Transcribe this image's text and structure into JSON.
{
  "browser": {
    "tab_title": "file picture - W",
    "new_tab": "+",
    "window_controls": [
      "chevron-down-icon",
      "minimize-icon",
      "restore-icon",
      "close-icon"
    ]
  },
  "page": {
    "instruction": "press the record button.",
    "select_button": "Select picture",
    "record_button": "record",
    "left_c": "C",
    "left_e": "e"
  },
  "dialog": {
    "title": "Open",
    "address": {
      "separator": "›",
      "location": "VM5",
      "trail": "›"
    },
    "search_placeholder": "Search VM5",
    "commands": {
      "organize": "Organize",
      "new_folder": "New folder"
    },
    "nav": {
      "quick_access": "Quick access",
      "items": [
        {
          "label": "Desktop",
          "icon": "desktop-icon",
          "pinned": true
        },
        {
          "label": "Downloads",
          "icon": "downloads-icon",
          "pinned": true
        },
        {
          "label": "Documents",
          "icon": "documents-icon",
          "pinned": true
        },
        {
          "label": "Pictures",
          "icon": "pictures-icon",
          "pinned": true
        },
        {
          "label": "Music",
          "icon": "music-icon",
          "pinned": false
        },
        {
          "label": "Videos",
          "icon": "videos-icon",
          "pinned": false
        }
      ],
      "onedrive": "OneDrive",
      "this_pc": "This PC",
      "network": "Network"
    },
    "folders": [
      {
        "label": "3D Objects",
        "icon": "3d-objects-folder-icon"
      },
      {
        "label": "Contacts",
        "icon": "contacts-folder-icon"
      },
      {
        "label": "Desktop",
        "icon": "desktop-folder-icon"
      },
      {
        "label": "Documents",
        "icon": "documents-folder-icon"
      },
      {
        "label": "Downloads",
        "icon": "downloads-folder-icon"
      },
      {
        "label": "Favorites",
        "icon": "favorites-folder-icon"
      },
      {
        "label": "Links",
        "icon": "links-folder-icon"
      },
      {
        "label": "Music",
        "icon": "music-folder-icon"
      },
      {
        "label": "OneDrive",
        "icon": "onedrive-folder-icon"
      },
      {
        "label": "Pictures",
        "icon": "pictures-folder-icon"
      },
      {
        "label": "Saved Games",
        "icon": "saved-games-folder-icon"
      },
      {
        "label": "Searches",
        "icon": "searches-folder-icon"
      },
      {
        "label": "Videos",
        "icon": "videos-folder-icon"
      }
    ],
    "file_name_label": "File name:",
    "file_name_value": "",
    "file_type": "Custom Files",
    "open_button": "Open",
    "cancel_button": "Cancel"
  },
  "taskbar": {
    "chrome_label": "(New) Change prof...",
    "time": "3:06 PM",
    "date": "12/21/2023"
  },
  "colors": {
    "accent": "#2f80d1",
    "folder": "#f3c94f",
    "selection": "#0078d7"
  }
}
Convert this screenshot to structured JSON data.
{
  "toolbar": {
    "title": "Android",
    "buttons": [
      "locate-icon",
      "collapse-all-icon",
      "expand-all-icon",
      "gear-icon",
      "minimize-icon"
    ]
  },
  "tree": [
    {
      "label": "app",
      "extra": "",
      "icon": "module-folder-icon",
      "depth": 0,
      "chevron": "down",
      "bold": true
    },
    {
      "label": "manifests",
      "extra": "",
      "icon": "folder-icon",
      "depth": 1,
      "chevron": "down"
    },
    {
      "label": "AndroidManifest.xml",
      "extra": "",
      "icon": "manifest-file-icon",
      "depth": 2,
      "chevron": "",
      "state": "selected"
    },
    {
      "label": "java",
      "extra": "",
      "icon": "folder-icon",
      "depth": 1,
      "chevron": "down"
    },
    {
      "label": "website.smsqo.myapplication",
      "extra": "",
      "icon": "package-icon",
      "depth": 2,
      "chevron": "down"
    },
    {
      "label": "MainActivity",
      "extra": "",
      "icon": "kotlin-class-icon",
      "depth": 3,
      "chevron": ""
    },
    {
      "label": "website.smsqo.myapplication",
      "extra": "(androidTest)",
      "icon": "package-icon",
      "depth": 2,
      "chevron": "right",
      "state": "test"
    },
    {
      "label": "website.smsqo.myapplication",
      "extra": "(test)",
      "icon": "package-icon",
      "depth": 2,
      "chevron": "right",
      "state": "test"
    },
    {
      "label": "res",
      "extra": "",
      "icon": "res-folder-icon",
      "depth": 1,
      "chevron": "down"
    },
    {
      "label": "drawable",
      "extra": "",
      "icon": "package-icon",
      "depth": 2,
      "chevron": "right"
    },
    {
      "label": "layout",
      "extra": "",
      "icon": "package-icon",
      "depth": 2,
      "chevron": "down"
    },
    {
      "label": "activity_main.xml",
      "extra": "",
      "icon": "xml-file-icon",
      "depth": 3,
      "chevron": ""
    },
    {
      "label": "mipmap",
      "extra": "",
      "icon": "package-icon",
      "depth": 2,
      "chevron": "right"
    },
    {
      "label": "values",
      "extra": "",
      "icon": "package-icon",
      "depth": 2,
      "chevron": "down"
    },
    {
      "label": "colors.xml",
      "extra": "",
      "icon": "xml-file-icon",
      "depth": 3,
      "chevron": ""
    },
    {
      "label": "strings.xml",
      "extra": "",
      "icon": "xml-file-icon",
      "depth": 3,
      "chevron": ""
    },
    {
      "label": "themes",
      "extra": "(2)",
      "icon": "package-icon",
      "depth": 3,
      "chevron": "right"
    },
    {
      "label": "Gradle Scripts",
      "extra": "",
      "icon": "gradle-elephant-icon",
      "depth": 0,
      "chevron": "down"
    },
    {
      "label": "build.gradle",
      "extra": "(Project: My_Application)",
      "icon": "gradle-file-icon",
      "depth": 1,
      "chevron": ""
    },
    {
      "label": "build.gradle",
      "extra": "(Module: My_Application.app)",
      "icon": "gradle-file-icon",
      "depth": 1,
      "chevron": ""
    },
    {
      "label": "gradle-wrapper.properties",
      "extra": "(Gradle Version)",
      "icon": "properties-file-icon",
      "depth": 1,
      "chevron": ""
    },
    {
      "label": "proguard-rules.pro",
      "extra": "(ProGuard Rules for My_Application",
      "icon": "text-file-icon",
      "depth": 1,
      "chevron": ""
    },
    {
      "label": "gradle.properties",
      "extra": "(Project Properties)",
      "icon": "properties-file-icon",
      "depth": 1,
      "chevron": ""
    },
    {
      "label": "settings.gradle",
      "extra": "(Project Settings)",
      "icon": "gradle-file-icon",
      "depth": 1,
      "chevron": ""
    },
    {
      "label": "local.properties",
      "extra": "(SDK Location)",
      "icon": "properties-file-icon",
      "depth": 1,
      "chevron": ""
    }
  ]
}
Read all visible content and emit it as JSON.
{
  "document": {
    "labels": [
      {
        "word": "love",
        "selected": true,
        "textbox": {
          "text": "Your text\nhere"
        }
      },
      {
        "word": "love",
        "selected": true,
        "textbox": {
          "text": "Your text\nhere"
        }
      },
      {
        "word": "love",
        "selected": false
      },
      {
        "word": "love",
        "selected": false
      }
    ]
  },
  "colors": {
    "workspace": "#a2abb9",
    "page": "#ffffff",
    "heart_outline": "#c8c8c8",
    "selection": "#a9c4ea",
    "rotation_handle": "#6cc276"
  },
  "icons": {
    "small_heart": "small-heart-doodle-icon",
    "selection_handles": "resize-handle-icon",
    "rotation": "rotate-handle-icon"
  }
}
◆ ◆ ◆ ◆ ◆
Using the exact wording, write out all of the records.

Transcribe this image's text and structure into JSON.
{
  "browser": {
    "tab_title": "file picture - W",
    "new_tab": "+",
    "window_controls": [
      "chevron-down-icon",
      "minimize-icon",
      "restore-icon",
      "close-icon"
    ]
  },
  "page": {
    "instruction": "press the record button.",
    "select_button": "Select picture",
    "record_button": "record",
    "left_c": "C",
    "left_e": "e"
  },
  "dialog": {
    "title": "Open",
    "address": {
      "separator": "›",
      "location": "VM5",
      "trail": "›"
    },
    "search_placeholder": "Search VM5",
    "commands": {
      "organize": "Organize",
      "new_folder": "New folder"
    },
    "nav": {
      "quick_access": "Quick access",
      "items": [
        {
          "label": "Desktop",
          "icon": "desktop-icon",
          "pinned": true
        },
        {
          "label": "Downloads",
          "icon": "downloads-icon",
          "pinned": true
        },
        {
          "label": "Documents",
          "icon": "documents-icon",
          "pinned": true
        },
        {
          "label": "Pictures",
          "icon": "pictures-icon",
          "pinned": true
        },
        {
          "label": "Music",
          "icon": "music-icon",
          "pinned": false
        },
        {
          "label": "Videos",
          "icon": "videos-icon",
          "pinned": false
        }
      ],
      "onedrive": "OneDrive",
      "this_pc": "This PC",
      "network": "Network"
    },
    "folders": [
      {
        "label": "3D Objects",
        "icon": "3d-objects-folder-icon"
      },
      {
        "label": "Contacts",
        "icon": "contacts-folder-icon"
      },
      {
        "label": "Desktop",
        "icon": "desktop-folder-icon"
      },
      {
        "label": "Documents",
        "icon": "documents-folder-icon"
      },
      {
        "label": "Downloads",
        "icon": "downloads-folder-icon"
      },
      {
        "label": "Favorites",
        "icon": "favorites-folder-icon"
      },
      {
        "label": "Links",
        "icon": "links-folder-icon"
      },
      {
        "label": "Music",
        "icon": "music-folder-icon"
      },
      {
        "label": "OneDrive",
        "icon": "onedrive-folder-icon"
      },
      {
        "label": "Pictures",
        "icon": "pictures-folder-icon"
      },
      {
        "label": "Saved Games",
        "icon": "saved-games-folder-icon"
      },
      {
        "label": "Searches",
        "icon": "searches-folder-icon"
      },
      {
        "label": "Videos",
        "icon": "videos-folder-icon"
      }
    ],
    "file_name_label": "File name:",
    "file_name_value": "",
    "file_type": "Custom Files",
    "open_button": "Open",
    "cancel_button": "Cancel"
  },
  "taskbar": {
    "chrome_label": "(New) Change prof...",
    "time": "3:06 PM",
    "date": "12/21/2023"
  },
  "colors": {
    "accent": "#2f80d1",
    "folder": "#f3c94f",
    "selection": "#0078d7"
  }
}
Convert this screenshot to structured JSON data.
{
  "toolbar": {
    "title": "Android",
    "buttons": [
      "locate-icon",
      "collapse-all-icon",
      "expand-all-icon",
      "gear-icon",
      "minimize-icon"
    ]
  },
  "tree": [
    {
      "label": "app",
      "extra": "",
      "icon": "module-folder-icon",
      "depth": 0,
      "chevron": "down",
      "bold": true
    },
    {
      "label": "manifests",
      "extra": "",
      "icon": "folder-icon",
      "depth": 1,
      "chevron": "down"
    },
    {
      "label": "AndroidManifest.xml",
      "extra": "",
      "icon": "manifest-file-icon",
      "depth": 2,
      "chevron": "",
      "state": "selected"
    },
    {
      "label": "java",
      "extra": "",
      "icon": "folder-icon",
      "depth": 1,
      "chevron": "down"
    },
    {
      "label": "website.smsqo.myapplication",
      "extra": "",
      "icon": "package-icon",
      "depth": 2,
      "chevron": "down"
    },
    {
      "label": "MainActivity",
      "extra": "",
      "icon": "kotlin-class-icon",
      "depth": 3,
      "chevron": ""
    },
    {
      "label": "website.smsqo.myapplication",
      "extra": "(androidTest)",
      "icon": "package-icon",
      "depth": 2,
      "chevron": "right",
      "state": "test"
    },
    {
      "label": "website.smsqo.myapplication",
      "extra": "(test)",
      "icon": "package-icon",
      "depth": 2,
      "chevron": "right",
      "state": "test"
    },
    {
      "label": "res",
      "extra": "",
      "icon": "res-folder-icon",
      "depth": 1,
      "chevron": "down"
    },
    {
      "label": "drawable",
      "extra": "",
      "icon": "package-icon",
      "depth": 2,
      "chevron": "right"
    },
    {
      "label": "layout",
      "extra": "",
      "icon": "package-icon",
      "depth": 2,
      "chevron": "down"
    },
    {
      "label": "activity_main.xml",
      "extra": "",
      "icon": "xml-file-icon",
      "depth": 3,
      "chevron": ""
    },
    {
      "label": "mipmap",
      "extra": "",
      "icon": "package-icon",
      "depth": 2,
      "chevron": "right"
    },
    {
      "label": "values",
      "extra": "",
      "icon": "package-icon",
      "depth": 2,
      "chevron": "down"
    },
    {
      "label": "colors.xml",
      "extra": "",
      "icon": "xml-file-icon",
      "depth": 3,
      "chevron": ""
    },
    {
      "label": "strings.xml",
      "extra": "",
      "icon": "xml-file-icon",
      "depth": 3,
      "chevron": ""
    },
    {
      "label": "themes",
      "extra": "(2)",
      "icon": "package-icon",
      "depth": 3,
      "chevron": "right"
    },
    {
      "label": "Gradle Scripts",
      "extra": "",
      "icon": "gradle-elephant-icon",
      "depth": 0,
      "chevron": "down"
    },
    {
      "label": "build.gradle",
      "extra": "(Project: My_Application)",
      "icon": "gradle-file-icon",
      "depth": 1,
      "chevron": ""
    },
    {
      "label": "build.gradle",
      "extra": "(Module: My_Application.app)",
      "icon": "gradle-file-icon",
      "depth": 1,
      "chevron": ""
    },
    {
      "label": "gradle-wrapper.properties",
      "extra": "(Gradle Version)",
      "icon": "properties-file-icon",
      "depth": 1,
      "chevron": ""
    },
    {
      "label": "proguard-rules.pro",
      "extra": "(ProGuard Rules for My_Application",
      "icon": "text-file-icon",
      "depth": 1,
      "chevron": ""
    },
    {
      "label": "gradle.properties",
      "extra": "(Project Properties)",
      "icon": "properties-file-icon",
      "depth": 1,
      "chevron": ""
    },
    {
      "label": "settings.gradle",
      "extra": "(Project Settings)",
      "icon": "gradle-file-icon",
      "depth": 1,
      "chevron": ""
    },
    {
      "label": "local.properties",
      "extra": "(SDK Location)",
      "icon": "properties-file-icon",
      "depth": 1,
      "chevron": ""
    }
  ]
}
Read all visible content and emit it as JSON.
{
  "document": {
    "labels": [
      {
        "word": "love",
        "selected": true,
        "textbox": {
          "text": "Your text\nhere"
        }
      },
      {
        "word": "love",
        "selected": true,
        "textbox": {
          "text": "Your text\nhere"
        }
      },
      {
        "word": "love",
        "selected": false
      },
      {
        "word": "love",
        "selected": false
      }
    ]
  },
  "colors": {
    "workspace": "#a2abb9",
    "page": "#ffffff",
    "heart_outline": "#c8c8c8",
    "selection": "#a9c4ea",
    "rotation_handle": "#6cc276"
  },
  "icons": {
    "small_heart": "small-heart-doodle-icon",
    "selection_handles": "resize-handle-icon",
    "rotation": "rotate-handle-icon"
  }
}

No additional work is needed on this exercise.